- STATED GOAL -
Write the material out again exactly.

- DATA FOR THE TASK -
>>
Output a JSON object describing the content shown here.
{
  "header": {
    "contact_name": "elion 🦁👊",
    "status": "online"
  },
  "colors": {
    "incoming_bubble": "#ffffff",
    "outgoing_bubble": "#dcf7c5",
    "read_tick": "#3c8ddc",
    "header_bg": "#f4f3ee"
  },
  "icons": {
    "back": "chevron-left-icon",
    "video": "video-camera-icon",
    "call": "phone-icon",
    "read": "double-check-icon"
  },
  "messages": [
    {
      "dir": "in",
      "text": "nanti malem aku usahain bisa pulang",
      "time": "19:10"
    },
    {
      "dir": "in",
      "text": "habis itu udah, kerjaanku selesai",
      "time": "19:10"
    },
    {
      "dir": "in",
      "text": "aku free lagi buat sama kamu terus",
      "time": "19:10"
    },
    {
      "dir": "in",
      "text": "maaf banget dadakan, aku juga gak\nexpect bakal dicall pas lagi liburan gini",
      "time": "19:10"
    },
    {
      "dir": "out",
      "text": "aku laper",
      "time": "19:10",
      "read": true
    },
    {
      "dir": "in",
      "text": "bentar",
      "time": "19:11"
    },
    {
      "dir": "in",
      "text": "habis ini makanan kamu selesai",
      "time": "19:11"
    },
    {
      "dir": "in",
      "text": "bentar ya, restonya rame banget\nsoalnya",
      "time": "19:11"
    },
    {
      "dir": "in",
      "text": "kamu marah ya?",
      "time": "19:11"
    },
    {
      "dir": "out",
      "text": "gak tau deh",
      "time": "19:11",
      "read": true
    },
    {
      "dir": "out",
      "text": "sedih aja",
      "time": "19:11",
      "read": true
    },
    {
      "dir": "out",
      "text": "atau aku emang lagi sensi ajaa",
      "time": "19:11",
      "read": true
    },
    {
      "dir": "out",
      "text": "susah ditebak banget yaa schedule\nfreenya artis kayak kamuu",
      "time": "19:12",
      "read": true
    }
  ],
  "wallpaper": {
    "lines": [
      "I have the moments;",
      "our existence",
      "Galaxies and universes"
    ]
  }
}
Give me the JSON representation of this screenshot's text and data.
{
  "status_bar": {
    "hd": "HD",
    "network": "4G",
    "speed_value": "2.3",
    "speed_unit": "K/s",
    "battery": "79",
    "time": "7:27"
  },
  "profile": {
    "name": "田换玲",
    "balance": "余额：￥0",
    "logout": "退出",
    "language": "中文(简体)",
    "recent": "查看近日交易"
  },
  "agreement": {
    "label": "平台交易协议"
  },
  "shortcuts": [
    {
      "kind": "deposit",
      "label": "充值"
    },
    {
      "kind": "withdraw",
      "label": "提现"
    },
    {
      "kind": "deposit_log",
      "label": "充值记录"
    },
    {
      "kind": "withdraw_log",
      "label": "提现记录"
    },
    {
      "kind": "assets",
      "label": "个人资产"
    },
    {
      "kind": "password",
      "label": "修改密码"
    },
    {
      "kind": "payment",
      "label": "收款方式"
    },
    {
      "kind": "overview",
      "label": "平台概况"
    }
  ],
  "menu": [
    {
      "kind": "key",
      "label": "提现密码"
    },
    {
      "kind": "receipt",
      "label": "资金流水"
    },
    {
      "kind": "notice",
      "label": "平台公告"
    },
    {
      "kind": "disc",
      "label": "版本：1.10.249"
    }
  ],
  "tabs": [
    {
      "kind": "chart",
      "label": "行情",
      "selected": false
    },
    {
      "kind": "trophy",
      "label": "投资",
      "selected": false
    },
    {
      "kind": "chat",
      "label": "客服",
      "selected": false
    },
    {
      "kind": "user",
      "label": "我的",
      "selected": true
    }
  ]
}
<<
- SOLUTION TO THIS EXERCISE -
Output a JSON object describing the content shown here.
{
  "header": {
    "contact_name": "elion 🦁👊",
    "status": "online"
  },
  "colors": {
    "incoming_bubble": "#ffffff",
    "outgoing_bubble": "#dcf7c5",
    "read_tick": "#3c8ddc",
    "header_bg": "#f4f3ee"
  },
  "icons": {
    "back": "chevron-left-icon",
    "video": "video-camera-icon",
    "call": "phone-icon",
    "read": "double-check-icon"
  },
  "messages": [
    {
      "dir": "in",
      "text": "nanti malem aku usahain bisa pulang",
      "time": "19:10"
    },
    {
      "dir": "in",
      "text": "habis itu udah, kerjaanku selesai",
      "time": "19:10"
    },
    {
      "dir": "in",
      "text": "aku free lagi buat sama kamu terus",
      "time": "19:10"
    },
    {
      "dir": "in",
      "text": "maaf banget dadakan, aku juga gak\nexpect bakal dicall pas lagi liburan gini",
      "time": "19:10"
    },
    {
      "dir": "out",
      "text": "aku laper",
      "time": "19:10",
      "read": true
    },
    {
      "dir": "in",
      "text": "bentar",
      "time": "19:11"
    },
    {
      "dir": "in",
      "text": "habis ini makanan kamu selesai",
      "time": "19:11"
    },
    {
      "dir": "in",
      "text": "bentar ya, restonya rame banget\nsoalnya",
      "time": "19:11"
    },
    {
      "dir": "in",
      "text": "kamu marah ya?",
      "time": "19:11"
    },
    {
      "dir": "out",
      "text": "gak tau deh",
      "time": "19:11",
      "read": true
    },
    {
      "dir": "out",
      "text": "sedih aja",
      "time": "19:11",
      "read": true
    },
    {
      "dir": "out",
      "text": "atau aku emang lagi sensi ajaa",
      "time": "19:11",
      "read": true
    },
    {
      "dir": "out",
      "text": "susah ditebak banget yaa schedule\nfreenya artis kayak kamuu",
      "time": "19:12",
      "read": true
    }
  ],
  "wallpaper": {
    "lines": [
      "I have the moments;",
      "our existence",
      "Galaxies and universes"
    ]
  }
}
Give me the JSON representation of this screenshot's text and data.
{
  "status_bar": {
    "hd": "HD",
    "network": "4G",
    "speed_value": "2.3",
    "speed_unit": "K/s",
    "battery": "79",
    "time": "7:27"
  },
  "profile": {
    "name": "田换玲",
    "balance": "余额：￥0",
    "logout": "退出",
    "language": "中文(简体)",
    "recent": "查看近日交易"
  },
  "agreement": {
    "label": "平台交易协议"
  },
  "shortcuts": [
    {
      "kind": "deposit",
      "label": "充值"
    },
    {
      "kind": "withdraw",
      "label": "提现"
    },
    {
      "kind": "deposit_log",
      "label": "充值记录"
    },
    {
      "kind": "withdraw_log",
      "label": "提现记录"
    },
    {
      "kind": "assets",
      "label": "个人资产"
    },
    {
      "kind": "password",
      "label": "修改密码"
    },
    {
      "kind": "payment",
      "label": "收款方式"
    },
    {
      "kind": "overview",
      "label": "平台概况"
    }
  ],
  "menu": [
    {
      "kind": "key",
      "label": "提现密码"
    },
    {
      "kind": "receipt",
      "label": "资金流水"
    },
    {
      "kind": "notice",
      "label": "平台公告"
    },
    {
      "kind": "disc",
      "label": "版本：1.10.249"
    }
  ],
  "tabs": [
    {
      "kind": "chart",
      "label": "行情",
      "selected": false
    },
    {
      "kind": "trophy",
      "label": "投资",
      "selected": false
    },
    {
      "kind": "chat",
      "label": "客服",
      "selected": false
    },
    {
      "kind": "user",
      "label": "我的",
      "selected": true
    }
  ]
}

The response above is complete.